Exercise aim
Scan the material that follows. Copy every line containing the word "讨论探索".

Data extracted from a collection:
[Start]

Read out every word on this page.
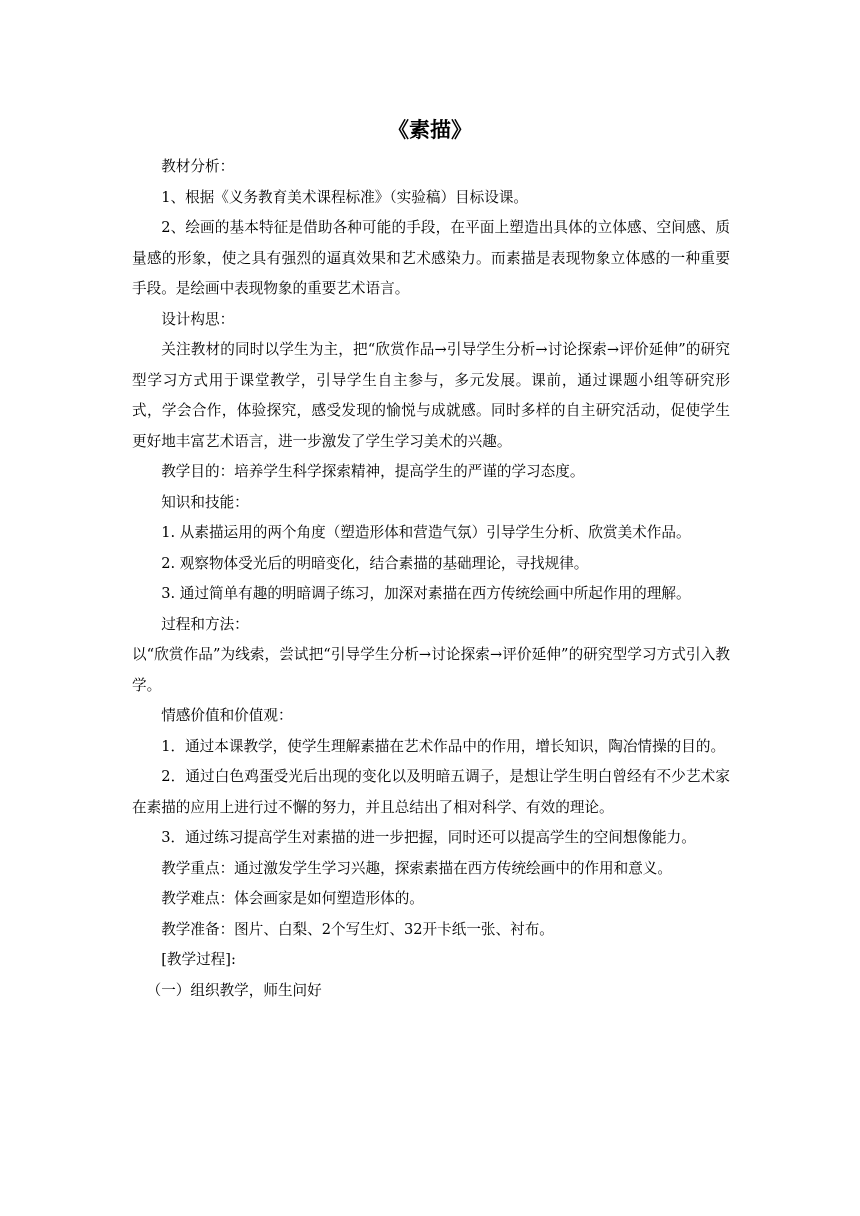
《素描》

教材分析：

1、根据《义务教育美术课程标准》（实验稿）目标设课。

2、绘画的基本特征是借助各种可能的手段，在平面上塑造出具体的立体感、空间感、质量感的形象，使之具有强烈的逼真效果和艺术感染力。而素描是表现物象立体感的一种重要手段。是绘画中表现物象的重要艺术语言。

设计构思：

关注教材的同时以学生为主，把“欣赏作品→引导学生分析→讨论探索→评价延伸”的研究型学习方式用于课堂教学，引导学生自主参与，多元发展。课前，通过课题小组等研究形式，学会合作，体验探究，感受发现的愉悦与成就感。同时多样的自主研究活动，促使学生更好地丰富艺术语言，进一步激发了学生学习美术的兴趣。

教学目的：培养学生科学探索精神，提高学生的严谨的学习态度。

知识和技能：

1. 从素描运用的两个角度（塑造形体和营造气氛）引导学生分析、欣赏美术作品。

2. 观察物体受光后的明暗变化，结合素描的基础理论，寻找规律。

3. 通过简单有趣的明暗调子练习，加深对素描在西方传统绘画中所起作用的理解。

过程和方法：

以“欣赏作品”为线索，尝试把“引导学生分析→讨论探索→评价延伸”的研究型学习方式引入教学。

情感价值和价值观：

1．通过本课教学，使学生理解素描在艺术作品中的作用，增长知识，陶冶情操的目的。

2．通过白色鸡蛋受光后出现的变化以及明暗五调子，是想让学生明白曾经有不少艺术家在素描的应用上进行过不懈的努力，并且总结出了相对科学、有效的理论。

3．通过练习提高学生对素描的进一步把握，同时还可以提高学生的空间想像能力。

教学重点：通过激发学生学习兴趣，探索素描在西方传统绘画中的作用和意义。

教学难点：体会画家是如何塑造形体的。

教学准备：图片、白梨、2个写生灯、32开卡纸一张、衬布。

[教学过程]:

（一）组织教学，师生问好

[End]

Result of the task
关注教材的同时以学生为主，把“欣赏作品→引导学生分析→讨论探索→评价延伸”的研究型学习方式用于课堂教学，引导学生自主参与，多元发展。课前，通过课题小组等研究形式，学会合作，体验探究，感受发现的愉悦与成就感。同时多样的自主研究活动，促使学生更好地丰富艺术语言，进一步激发了学生学习美术的兴趣。
以“欣赏作品”为线索，尝试把“引导学生分析→讨论探索→评价延伸”的研究型学习方式引入教学。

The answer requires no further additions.